▶ _WHAT YOU ARE ASKED TO DO_
In the following material, identify every line holding the string "text" and return it.

▶ _MATERIAL PROVIDED_

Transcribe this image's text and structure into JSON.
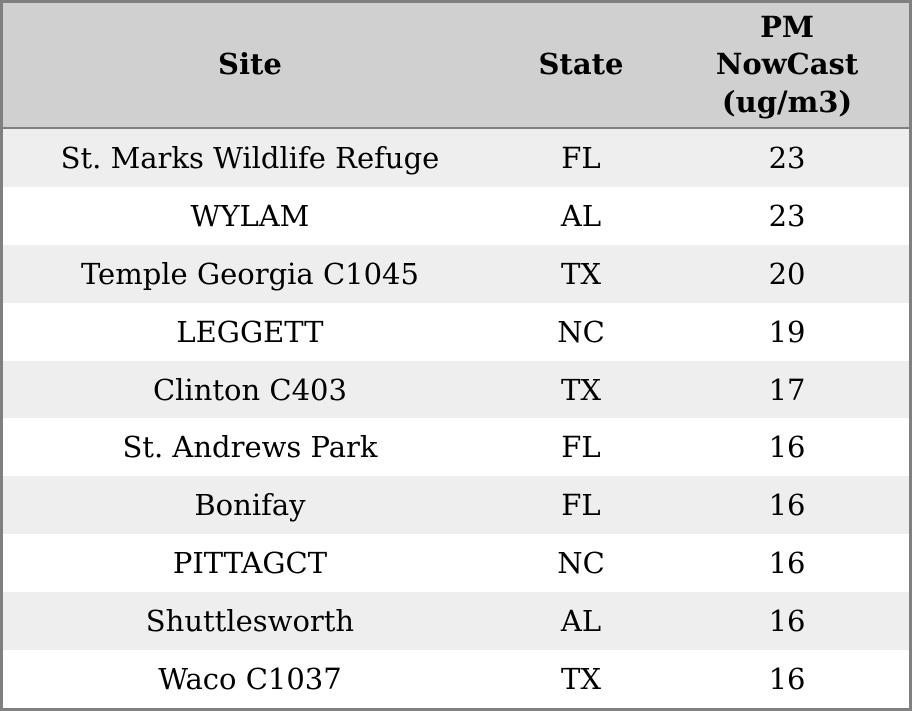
{
  "colors": {
    "header_bg": "#d0d0d0",
    "row_alt_bg": "#eeeeee",
    "row_bg": "#ffffff",
    "border": "#808080",
    "text": "#000000"
  },
  "header": {
    "site": "Site",
    "state": "State",
    "pm_nowcast": "PM\nNowCast\n(ug/m3)"
  },
  "chart_data": {
    "type": "table",
    "columns": [
      "Site",
      "State",
      "PM NowCast (ug/m3)"
    ],
    "rows": [
      [
        "St. Marks Wildlife Refuge",
        "FL",
        23
      ],
      [
        "WYLAM",
        "AL",
        23
      ],
      [
        "Temple Georgia C1045",
        "TX",
        20
      ],
      [
        "LEGGETT",
        "NC",
        19
      ],
      [
        "Clinton C403",
        "TX",
        17
      ],
      [
        "St. Andrews Park",
        "FL",
        16
      ],
      [
        "Bonifay",
        "FL",
        16
      ],
      [
        "PITTAGCT",
        "NC",
        16
      ],
      [
        "Shuttlesworth",
        "AL",
        16
      ],
      [
        "Waco C1037",
        "TX",
        16
      ]
    ]
  }
}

▶ _FULL SOLUTION_
Transcribe this image's text and structure into JSON.
    "text": "#000000"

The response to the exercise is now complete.